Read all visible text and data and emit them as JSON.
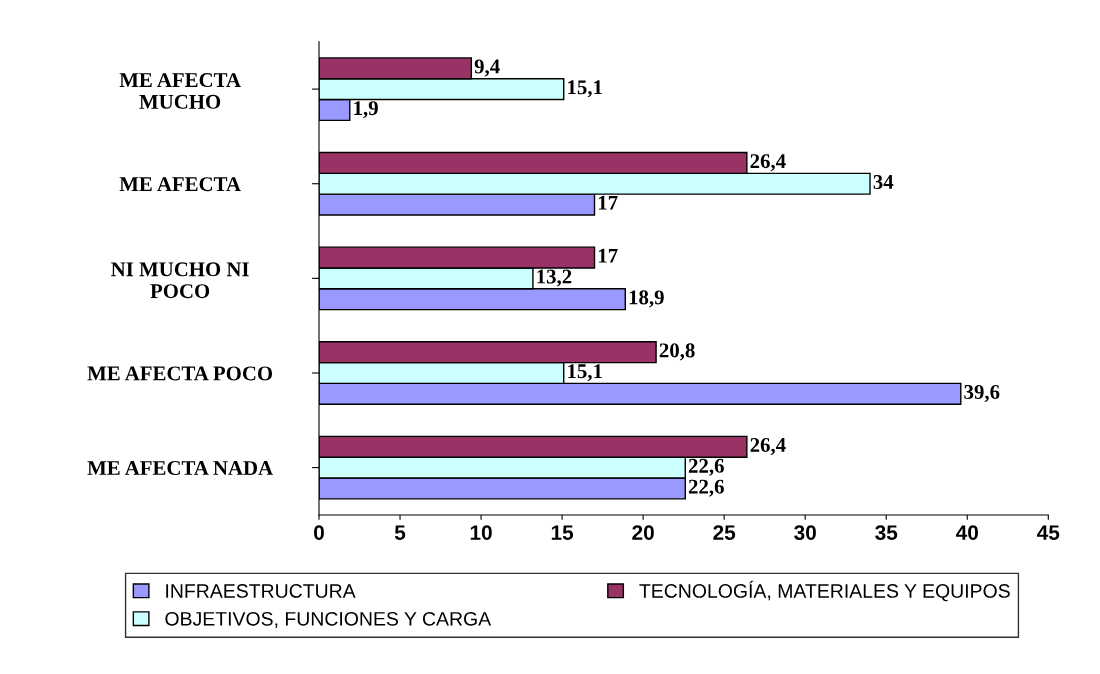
{
  "chart_data": {
    "type": "bar",
    "orientation": "horizontal",
    "categories": [
      "ME AFECTA\nMUCHO",
      "ME AFECTA",
      "NI MUCHO NI\nPOCO",
      "ME AFECTA POCO",
      "ME AFECTA NADA"
    ],
    "series": [
      {
        "name": "INFRAESTRUCTURA",
        "color": "#9999ff",
        "values": [
          1.9,
          17,
          18.9,
          39.6,
          22.6
        ],
        "value_labels": [
          "1,9",
          "17",
          "18,9",
          "39,6",
          "22,6"
        ]
      },
      {
        "name": "OBJETIVOS, FUNCIONES Y CARGA",
        "color": "#ccffff",
        "values": [
          15.1,
          34,
          13.2,
          15.1,
          22.6
        ],
        "value_labels": [
          "15,1",
          "34",
          "13,2",
          "15,1",
          "22,6"
        ]
      },
      {
        "name": "TECNOLOGÍA, MATERIALES Y EQUIPOS",
        "color": "#993366",
        "values": [
          9.4,
          26.4,
          17,
          20.8,
          26.4
        ],
        "value_labels": [
          "9,4",
          "26,4",
          "17",
          "20,8",
          "26,4"
        ]
      }
    ],
    "xlim": [
      0,
      45
    ],
    "xticks": [
      0,
      5,
      10,
      15,
      20,
      25,
      30,
      35,
      40,
      45
    ],
    "grid": false,
    "legend": "bottom"
  }
}
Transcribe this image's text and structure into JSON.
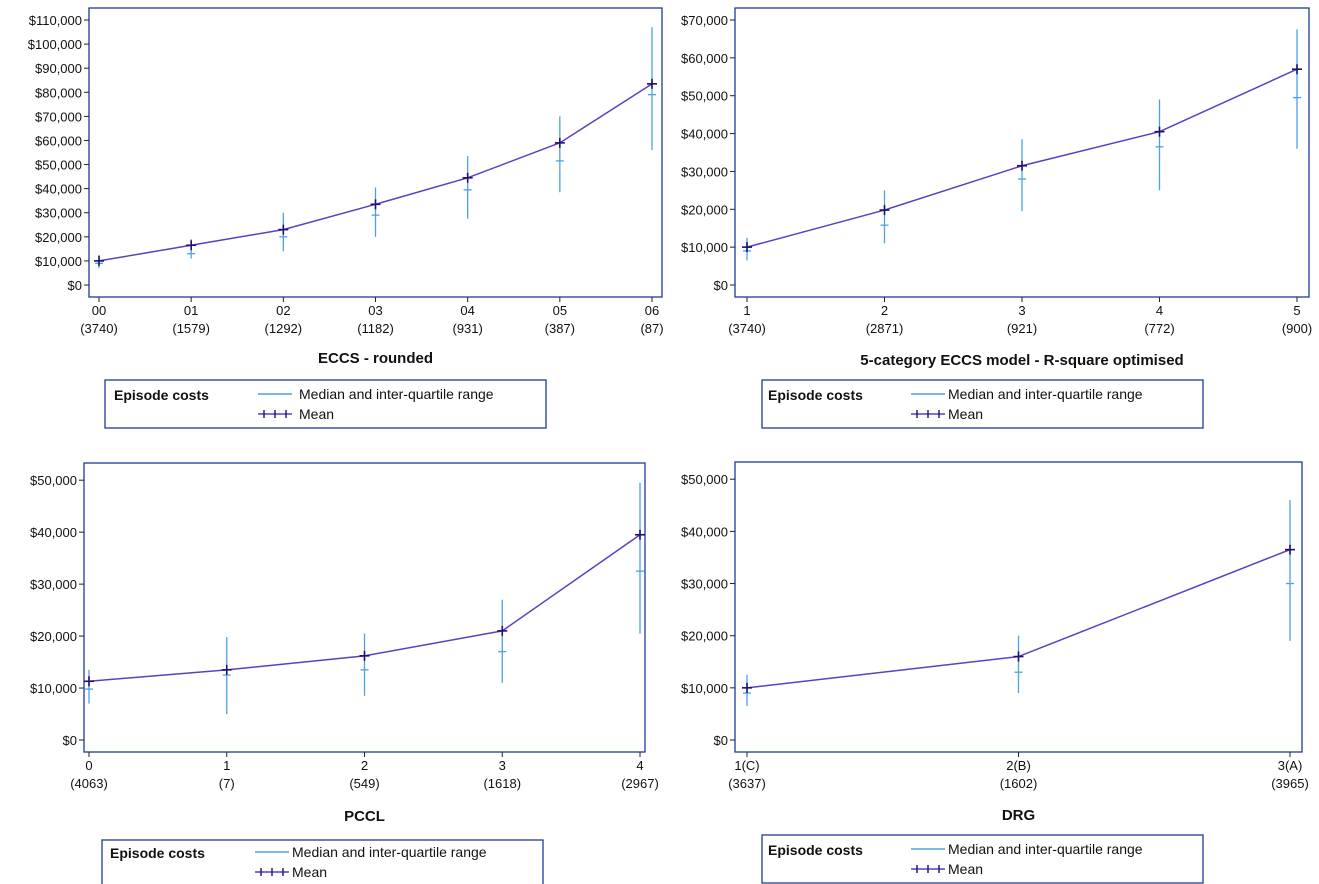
{
  "legend": {
    "title": "Episode costs",
    "median_label": "Median and inter-quartile range",
    "mean_label": "Mean"
  },
  "colors": {
    "median": "#4aa3df",
    "mean": "#5b3fc4",
    "mean_marker": "#1c1070",
    "frame": "#1f3a93",
    "legend_border": "#1f3a93"
  },
  "chart_data": [
    {
      "type": "line",
      "xlabel": "ECCS - rounded",
      "categories": [
        "00",
        "01",
        "02",
        "03",
        "04",
        "05",
        "06"
      ],
      "counts": [
        "(3740)",
        "(1579)",
        "(1292)",
        "(1182)",
        "(931)",
        "(387)",
        "(87)"
      ],
      "yticks": [
        "$0",
        "$10,000",
        "$20,000",
        "$30,000",
        "$40,000",
        "$50,000",
        "$60,000",
        "$70,000",
        "$80,000",
        "$90,000",
        "$100,000",
        "$110,000"
      ],
      "ylim": [
        0,
        110000
      ],
      "series": [
        {
          "name": "Mean",
          "values": [
            10000,
            16500,
            23000,
            33500,
            44500,
            59000,
            83500
          ]
        },
        {
          "name": "Median",
          "values": [
            9000,
            13000,
            20000,
            29000,
            39500,
            51500,
            79000
          ]
        }
      ],
      "iqr": [
        [
          7000,
          12500
        ],
        [
          11000,
          19000
        ],
        [
          14000,
          30000
        ],
        [
          20000,
          40500
        ],
        [
          27500,
          53500
        ],
        [
          38500,
          70000
        ],
        [
          56000,
          107000
        ]
      ]
    },
    {
      "type": "line",
      "xlabel": "5-category ECCS model - R-square optimised",
      "categories": [
        "1",
        "2",
        "3",
        "4",
        "5"
      ],
      "counts": [
        "(3740)",
        "(2871)",
        "(921)",
        "(772)",
        "(900)"
      ],
      "yticks": [
        "$0",
        "$10,000",
        "$20,000",
        "$30,000",
        "$40,000",
        "$50,000",
        "$60,000",
        "$70,000"
      ],
      "ylim": [
        0,
        70000
      ],
      "series": [
        {
          "name": "Mean",
          "values": [
            10000,
            19800,
            31500,
            40500,
            57000
          ]
        },
        {
          "name": "Median",
          "values": [
            9000,
            15800,
            28000,
            36500,
            49500
          ]
        }
      ],
      "iqr": [
        [
          6500,
          12500
        ],
        [
          11000,
          25000
        ],
        [
          19500,
          38500
        ],
        [
          25000,
          49000
        ],
        [
          36000,
          67500
        ]
      ]
    },
    {
      "type": "line",
      "xlabel": "PCCL",
      "categories": [
        "0",
        "1",
        "2",
        "3",
        "4"
      ],
      "counts": [
        "(4063)",
        "(7)",
        "(549)",
        "(1618)",
        "(2967)"
      ],
      "yticks": [
        "$0",
        "$10,000",
        "$20,000",
        "$30,000",
        "$40,000",
        "$50,000"
      ],
      "ylim": [
        0,
        51000
      ],
      "series": [
        {
          "name": "Mean",
          "values": [
            11300,
            13500,
            16200,
            21000,
            39500
          ]
        },
        {
          "name": "Median",
          "values": [
            9800,
            12500,
            13500,
            17000,
            32500
          ]
        }
      ],
      "iqr": [
        [
          7000,
          13500
        ],
        [
          5000,
          19800
        ],
        [
          8500,
          20500
        ],
        [
          11000,
          27000
        ],
        [
          20500,
          49500
        ]
      ]
    },
    {
      "type": "line",
      "xlabel": "DRG",
      "categories": [
        "1(C)",
        "2(B)",
        "3(A)"
      ],
      "counts": [
        "(3637)",
        "(1602)",
        "(3965)"
      ],
      "yticks": [
        "$0",
        "$10,000",
        "$20,000",
        "$30,000",
        "$40,000",
        "$50,000"
      ],
      "ylim": [
        0,
        51000
      ],
      "series": [
        {
          "name": "Mean",
          "values": [
            10000,
            16000,
            36500
          ]
        },
        {
          "name": "Median",
          "values": [
            9000,
            13000,
            30000
          ]
        }
      ],
      "iqr": [
        [
          6500,
          12500
        ],
        [
          9000,
          20000
        ],
        [
          19000,
          46000
        ]
      ]
    }
  ]
}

##############################

Pictures stay out; reproduce every line of the records exactly.

Read all visible text and data and emit them as JSON.
{
  "chart_data": {
    "type": "bar",
    "orientation": "horizontal",
    "categories": [
      "ME AFECTA\nMUCHO",
      "ME AFECTA",
      "NI MUCHO NI\nPOCO",
      "ME AFECTA POCO",
      "ME AFECTA NADA"
    ],
    "series": [
      {
        "name": "INFRAESTRUCTURA",
        "color": "#9999ff",
        "values": [
          1.9,
          17,
          18.9,
          39.6,
          22.6
        ],
        "value_labels": [
          "1,9",
          "17",
          "18,9",
          "39,6",
          "22,6"
        ]
      },
      {
        "name": "OBJETIVOS, FUNCIONES Y CARGA",
        "color": "#ccffff",
        "values": [
          15.1,
          34,
          13.2,
          15.1,
          22.6
        ],
        "value_labels": [
          "15,1",
          "34",
          "13,2",
          "15,1",
          "22,6"
        ]
      },
      {
        "name": "TECNOLOGÍA, MATERIALES Y EQUIPOS",
        "color": "#993366",
        "values": [
          9.4,
          26.4,
          17,
          20.8,
          26.4
        ],
        "value_labels": [
          "9,4",
          "26,4",
          "17",
          "20,8",
          "26,4"
        ]
      }
    ],
    "xlim": [
      0,
      45
    ],
    "xticks": [
      0,
      5,
      10,
      15,
      20,
      25,
      30,
      35,
      40,
      45
    ],
    "grid": false,
    "legend": "bottom"
  }
}
Transcribe this image's text and structure into JSON.
{
  "legend": {
    "title": "Episode costs",
    "median_label": "Median and inter-quartile range",
    "mean_label": "Mean"
  },
  "colors": {
    "median": "#4aa3df",
    "mean": "#5b3fc4",
    "mean_marker": "#1c1070",
    "frame": "#1f3a93",
    "legend_border": "#1f3a93"
  },
  "chart_data": [
    {
      "type": "line",
      "xlabel": "ECCS - rounded",
      "categories": [
        "00",
        "01",
        "02",
        "03",
        "04",
        "05",
        "06"
      ],
      "counts": [
        "(3740)",
        "(1579)",
        "(1292)",
        "(1182)",
        "(931)",
        "(387)",
        "(87)"
      ],
      "yticks": [
        "$0",
        "$10,000",
        "$20,000",
        "$30,000",
        "$40,000",
        "$50,000",
        "$60,000",
        "$70,000",
        "$80,000",
        "$90,000",
        "$100,000",
        "$110,000"
      ],
      "ylim": [
        0,
        110000
      ],
      "series": [
        {
          "name": "Mean",
          "values": [
            10000,
            16500,
            23000,
            33500,
            44500,
            59000,
            83500
          ]
        },
        {
          "name": "Median",
          "values": [
            9000,
            13000,
            20000,
            29000,
            39500,
            51500,
            79000
          ]
        }
      ],
      "iqr": [
        [
          7000,
          12500
        ],
        [
          11000,
          19000
        ],
        [
          14000,
          30000
        ],
        [
          20000,
          40500
        ],
        [
          27500,
          53500
        ],
        [
          38500,
          70000
        ],
        [
          56000,
          107000
        ]
      ]
    },
    {
      "type": "line",
      "xlabel": "5-category ECCS model - R-square optimised",
      "categories": [
        "1",
        "2",
        "3",
        "4",
        "5"
      ],
      "counts": [
        "(3740)",
        "(2871)",
        "(921)",
        "(772)",
        "(900)"
      ],
      "yticks": [
        "$0",
        "$10,000",
        "$20,000",
        "$30,000",
        "$40,000",
        "$50,000",
        "$60,000",
        "$70,000"
      ],
      "ylim": [
        0,
        70000
      ],
      "series": [
        {
          "name": "Mean",
          "values": [
            10000,
            19800,
            31500,
            40500,
            57000
          ]
        },
        {
          "name": "Median",
          "values": [
            9000,
            15800,
            28000,
            36500,
            49500
          ]
        }
      ],
      "iqr": [
        [
          6500,
          12500
        ],
        [
          11000,
          25000
        ],
        [
          19500,
          38500
        ],
        [
          25000,
          49000
        ],
        [
          36000,
          67500
        ]
      ]
    },
    {
      "type": "line",
      "xlabel": "PCCL",
      "categories": [
        "0",
        "1",
        "2",
        "3",
        "4"
      ],
      "counts": [
        "(4063)",
        "(7)",
        "(549)",
        "(1618)",
        "(2967)"
      ],
      "yticks": [
        "$0",
        "$10,000",
        "$20,000",
        "$30,000",
        "$40,000",
        "$50,000"
      ],
      "ylim": [
        0,
        51000
      ],
      "series": [
        {
          "name": "Mean",
          "values": [
            11300,
            13500,
            16200,
            21000,
            39500
          ]
        },
        {
          "name": "Median",
          "values": [
            9800,
            12500,
            13500,
            17000,
            32500
          ]
        }
      ],
      "iqr": [
        [
          7000,
          13500
        ],
        [
          5000,
          19800
        ],
        [
          8500,
          20500
        ],
        [
          11000,
          27000
        ],
        [
          20500,
          49500
        ]
      ]
    },
    {
      "type": "line",
      "xlabel": "DRG",
      "categories": [
        "1(C)",
        "2(B)",
        "3(A)"
      ],
      "counts": [
        "(3637)",
        "(1602)",
        "(3965)"
      ],
      "yticks": [
        "$0",
        "$10,000",
        "$20,000",
        "$30,000",
        "$40,000",
        "$50,000"
      ],
      "ylim": [
        0,
        51000
      ],
      "series": [
        {
          "name": "Mean",
          "values": [
            10000,
            16000,
            36500
          ]
        },
        {
          "name": "Median",
          "values": [
            9000,
            13000,
            30000
          ]
        }
      ],
      "iqr": [
        [
          6500,
          12500
        ],
        [
          9000,
          20000
        ],
        [
          19000,
          46000
        ]
      ]
    }
  ]
}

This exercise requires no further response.